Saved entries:
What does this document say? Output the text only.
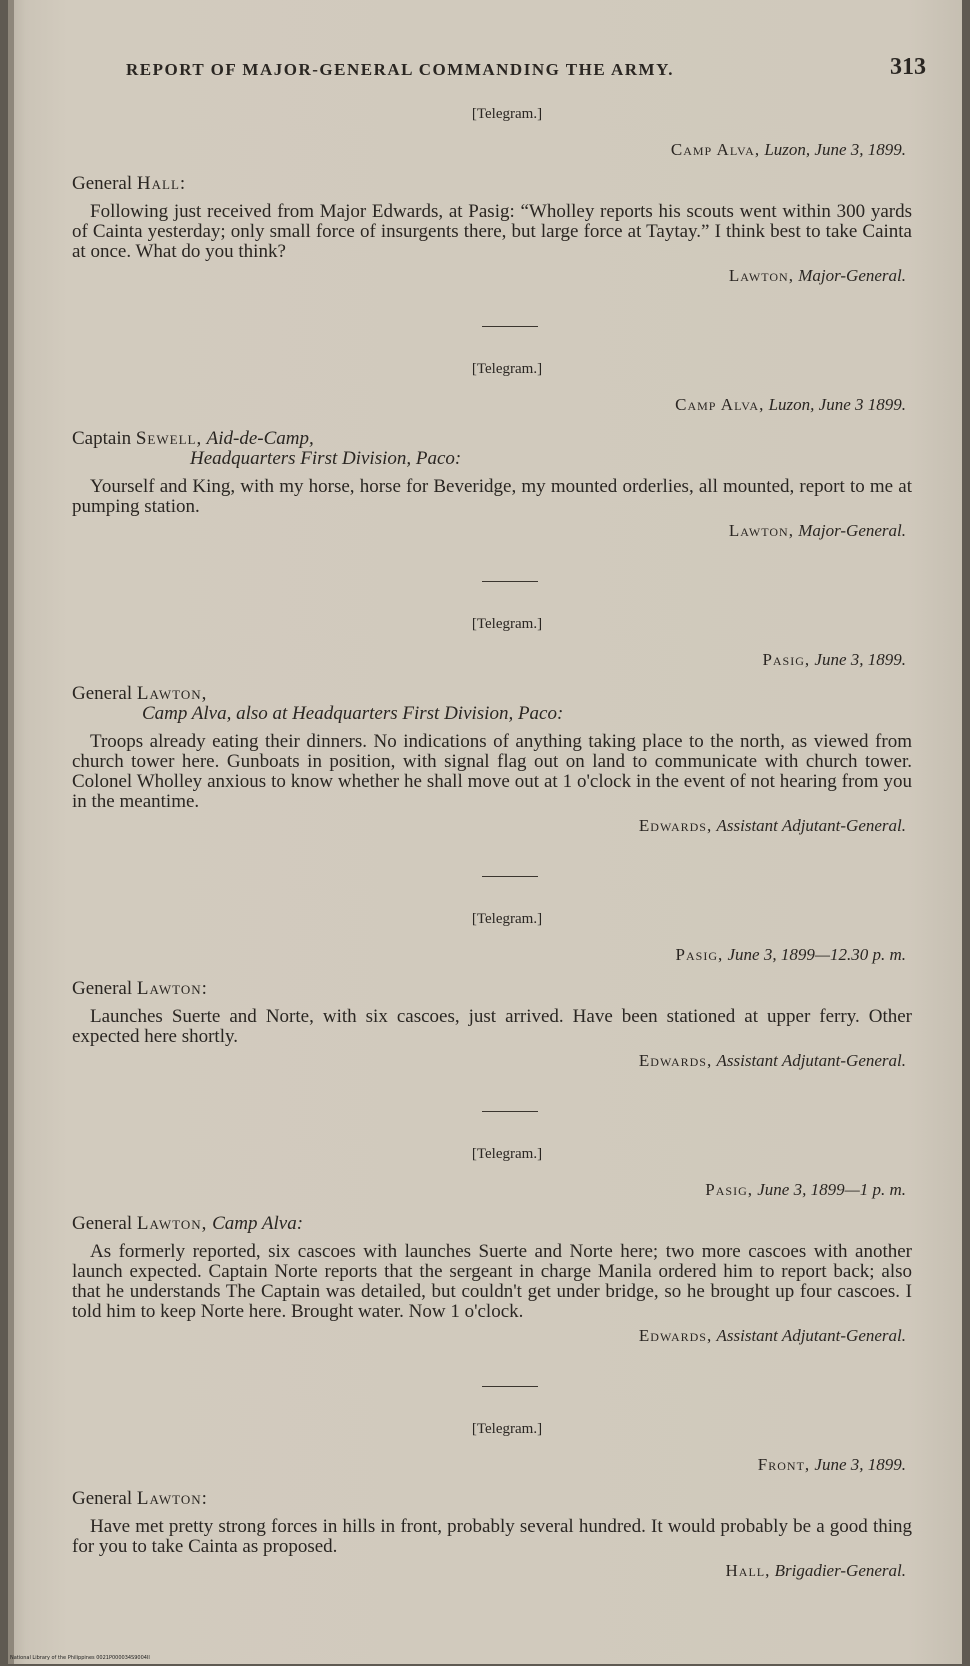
REPORT OF MAJOR-GENERAL COMMANDING THE ARMY.	313
[Telegram.]
Camp Alva, Luzon, June 3, 1899.
General Hall:
Following just received from Major Edwards, at Pasig: “Wholley reports his scouts went within 300 yards of Cainta yesterday; only small force of insurgents there, but large force at Taytay.” I think best to take Cainta at once. What do you think?
Lawton, Major-General.
[Telegram.]
Camp Alva, Luzon, June 3 1899.
Captain Sewell, Aid-de-Camp,
Headquarters First Division, Paco:
Yourself and King, with my horse, horse for Beveridge, my mounted orderlies, all mounted, report to me at pumping station.
Lawton, Major-General.
[Telegram.]
Pasig, June 3, 1899.
General Lawton,
Camp Alva, also at Headquarters First Division, Paco:
Troops already eating their dinners. No indications of anything taking place to the north, as viewed from church tower here. Gunboats in position, with signal flag out on land to communicate with church tower. Colonel Wholley anxious to know whether he shall move out at 1 o'clock in the event of not hearing from you in the meantime.
Edwards, Assistant Adjutant-General.
[Telegram.]
Pasig, June 3, 1899—12.30 p. m.
General Lawton:
Launches Suerte and Norte, with six cascoes, just arrived. Have been stationed at upper ferry. Other expected here shortly.
Edwards, Assistant Adjutant-General.
[Telegram.]
Pasig, June 3, 1899—1 p. m.
General Lawton, Camp Alva:
As formerly reported, six cascoes with launches Suerte and Norte here; two more cascoes with another launch expected. Captain Norte reports that the sergeant in charge Manila ordered him to report back; also that he understands The Captain was detailed, but couldn't get under bridge, so he brought up four cascoes. I told him to keep Norte here. Brought water. Now 1 o'clock.
Edwards, Assistant Adjutant-General.
[Telegram.]
Front, June 3, 1899.
General Lawton:
Have met pretty strong forces in hills in front, probably several hundred. It would probably be a good thing for you to take Cainta as proposed.
Hall, Brigadier-General.
National Library of the Philippines 0021P000034S9004II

WHAT IS ASKED: Copy out each line in the listing that has the word "expected".

FINISHED TASK:
Launches Suerte and Norte, with six cascoes, just arrived. Have been stationed at upper ferry. Other expected here shortly.
As formerly reported, six cascoes with launches Suerte and Norte here; two more cascoes with another launch expected. Captain Norte reports that the sergeant in charge Manila ordered him to report back; also that he understands The Captain was detailed, but couldn't get under bridge, so he brought up four cascoes. I told him to keep Norte here. Brought water. Now 1 o'clock.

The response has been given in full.